> PROBLEM STATEMENT
Repeat all of the material exactly as given.
· · · · · · ·
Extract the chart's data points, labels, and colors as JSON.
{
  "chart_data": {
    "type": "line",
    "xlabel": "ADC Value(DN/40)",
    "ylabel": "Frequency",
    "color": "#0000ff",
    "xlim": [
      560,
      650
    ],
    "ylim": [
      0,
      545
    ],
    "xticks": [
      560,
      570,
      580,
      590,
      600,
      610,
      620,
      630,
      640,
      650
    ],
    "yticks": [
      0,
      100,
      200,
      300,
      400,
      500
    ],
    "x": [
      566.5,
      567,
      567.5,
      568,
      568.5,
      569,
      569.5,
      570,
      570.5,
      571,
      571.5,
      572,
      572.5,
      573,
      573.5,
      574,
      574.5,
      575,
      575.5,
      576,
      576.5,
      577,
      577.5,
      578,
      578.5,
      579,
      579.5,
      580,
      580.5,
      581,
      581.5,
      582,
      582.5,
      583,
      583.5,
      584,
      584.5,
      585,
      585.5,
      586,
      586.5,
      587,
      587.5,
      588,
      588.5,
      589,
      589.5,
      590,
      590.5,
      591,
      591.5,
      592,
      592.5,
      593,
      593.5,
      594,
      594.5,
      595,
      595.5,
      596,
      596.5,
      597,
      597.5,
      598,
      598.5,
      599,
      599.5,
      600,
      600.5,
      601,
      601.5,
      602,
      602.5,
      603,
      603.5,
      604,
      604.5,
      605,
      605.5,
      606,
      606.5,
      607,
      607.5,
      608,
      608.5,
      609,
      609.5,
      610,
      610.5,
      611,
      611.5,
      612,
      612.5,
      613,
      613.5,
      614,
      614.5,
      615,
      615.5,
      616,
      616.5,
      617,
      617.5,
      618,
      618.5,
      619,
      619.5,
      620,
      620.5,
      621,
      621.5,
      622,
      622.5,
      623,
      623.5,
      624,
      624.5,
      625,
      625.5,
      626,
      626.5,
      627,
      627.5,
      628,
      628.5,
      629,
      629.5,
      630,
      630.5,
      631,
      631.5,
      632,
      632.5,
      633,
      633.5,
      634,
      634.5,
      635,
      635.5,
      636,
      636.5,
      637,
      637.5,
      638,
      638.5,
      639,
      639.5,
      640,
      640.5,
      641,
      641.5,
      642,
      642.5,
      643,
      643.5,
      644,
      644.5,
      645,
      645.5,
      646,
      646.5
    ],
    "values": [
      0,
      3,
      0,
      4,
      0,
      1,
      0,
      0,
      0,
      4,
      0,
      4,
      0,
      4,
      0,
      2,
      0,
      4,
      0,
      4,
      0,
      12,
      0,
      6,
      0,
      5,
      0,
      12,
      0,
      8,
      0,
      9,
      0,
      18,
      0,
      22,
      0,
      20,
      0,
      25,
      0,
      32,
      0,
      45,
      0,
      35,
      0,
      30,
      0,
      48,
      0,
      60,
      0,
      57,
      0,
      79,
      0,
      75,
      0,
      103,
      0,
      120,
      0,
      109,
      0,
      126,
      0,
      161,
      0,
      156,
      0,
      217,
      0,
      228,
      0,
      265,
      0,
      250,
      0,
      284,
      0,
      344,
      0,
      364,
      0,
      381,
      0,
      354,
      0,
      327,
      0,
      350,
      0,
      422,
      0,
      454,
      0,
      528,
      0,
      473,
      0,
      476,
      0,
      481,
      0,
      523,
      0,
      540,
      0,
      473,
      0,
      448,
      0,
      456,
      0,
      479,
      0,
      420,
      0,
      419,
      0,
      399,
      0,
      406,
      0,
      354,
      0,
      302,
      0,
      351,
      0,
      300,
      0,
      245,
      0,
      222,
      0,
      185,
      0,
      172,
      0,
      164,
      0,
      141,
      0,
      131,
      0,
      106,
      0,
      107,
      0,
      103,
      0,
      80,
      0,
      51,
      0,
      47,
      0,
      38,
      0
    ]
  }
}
· · · · · · ·
> THE COMPLETED TASK
Extract the chart's data points, labels, and colors as JSON.
{
  "chart_data": {
    "type": "line",
    "xlabel": "ADC Value(DN/40)",
    "ylabel": "Frequency",
    "color": "#0000ff",
    "xlim": [
      560,
      650
    ],
    "ylim": [
      0,
      545
    ],
    "xticks": [
      560,
      570,
      580,
      590,
      600,
      610,
      620,
      630,
      640,
      650
    ],
    "yticks": [
      0,
      100,
      200,
      300,
      400,
      500
    ],
    "x": [
      566.5,
      567,
      567.5,
      568,
      568.5,
      569,
      569.5,
      570,
      570.5,
      571,
      571.5,
      572,
      572.5,
      573,
      573.5,
      574,
      574.5,
      575,
      575.5,
      576,
      576.5,
      577,
      577.5,
      578,
      578.5,
      579,
      579.5,
      580,
      580.5,
      581,
      581.5,
      582,
      582.5,
      583,
      583.5,
      584,
      584.5,
      585,
      585.5,
      586,
      586.5,
      587,
      587.5,
      588,
      588.5,
      589,
      589.5,
      590,
      590.5,
      591,
      591.5,
      592,
      592.5,
      593,
      593.5,
      594,
      594.5,
      595,
      595.5,
      596,
      596.5,
      597,
      597.5,
      598,
      598.5,
      599,
      599.5,
      600,
      600.5,
      601,
      601.5,
      602,
      602.5,
      603,
      603.5,
      604,
      604.5,
      605,
      605.5,
      606,
      606.5,
      607,
      607.5,
      608,
      608.5,
      609,
      609.5,
      610,
      610.5,
      611,
      611.5,
      612,
      612.5,
      613,
      613.5,
      614,
      614.5,
      615,
      615.5,
      616,
      616.5,
      617,
      617.5,
      618,
      618.5,
      619,
      619.5,
      620,
      620.5,
      621,
      621.5,
      622,
      622.5,
      623,
      623.5,
      624,
      624.5,
      625,
      625.5,
      626,
      626.5,
      627,
      627.5,
      628,
      628.5,
      629,
      629.5,
      630,
      630.5,
      631,
      631.5,
      632,
      632.5,
      633,
      633.5,
      634,
      634.5,
      635,
      635.5,
      636,
      636.5,
      637,
      637.5,
      638,
      638.5,
      639,
      639.5,
      640,
      640.5,
      641,
      641.5,
      642,
      642.5,
      643,
      643.5,
      644,
      644.5,
      645,
      645.5,
      646,
      646.5
    ],
    "values": [
      0,
      3,
      0,
      4,
      0,
      1,
      0,
      0,
      0,
      4,
      0,
      4,
      0,
      4,
      0,
      2,
      0,
      4,
      0,
      4,
      0,
      12,
      0,
      6,
      0,
      5,
      0,
      12,
      0,
      8,
      0,
      9,
      0,
      18,
      0,
      22,
      0,
      20,
      0,
      25,
      0,
      32,
      0,
      45,
      0,
      35,
      0,
      30,
      0,
      48,
      0,
      60,
      0,
      57,
      0,
      79,
      0,
      75,
      0,
      103,
      0,
      120,
      0,
      109,
      0,
      126,
      0,
      161,
      0,
      156,
      0,
      217,
      0,
      228,
      0,
      265,
      0,
      250,
      0,
      284,
      0,
      344,
      0,
      364,
      0,
      381,
      0,
      354,
      0,
      327,
      0,
      350,
      0,
      422,
      0,
      454,
      0,
      528,
      0,
      473,
      0,
      476,
      0,
      481,
      0,
      523,
      0,
      540,
      0,
      473,
      0,
      448,
      0,
      456,
      0,
      479,
      0,
      420,
      0,
      419,
      0,
      399,
      0,
      406,
      0,
      354,
      0,
      302,
      0,
      351,
      0,
      300,
      0,
      245,
      0,
      222,
      0,
      185,
      0,
      172,
      0,
      164,
      0,
      141,
      0,
      131,
      0,
      106,
      0,
      107,
      0,
      103,
      0,
      80,
      0,
      51,
      0,
      47,
      0,
      38,
      0
    ]
  }
}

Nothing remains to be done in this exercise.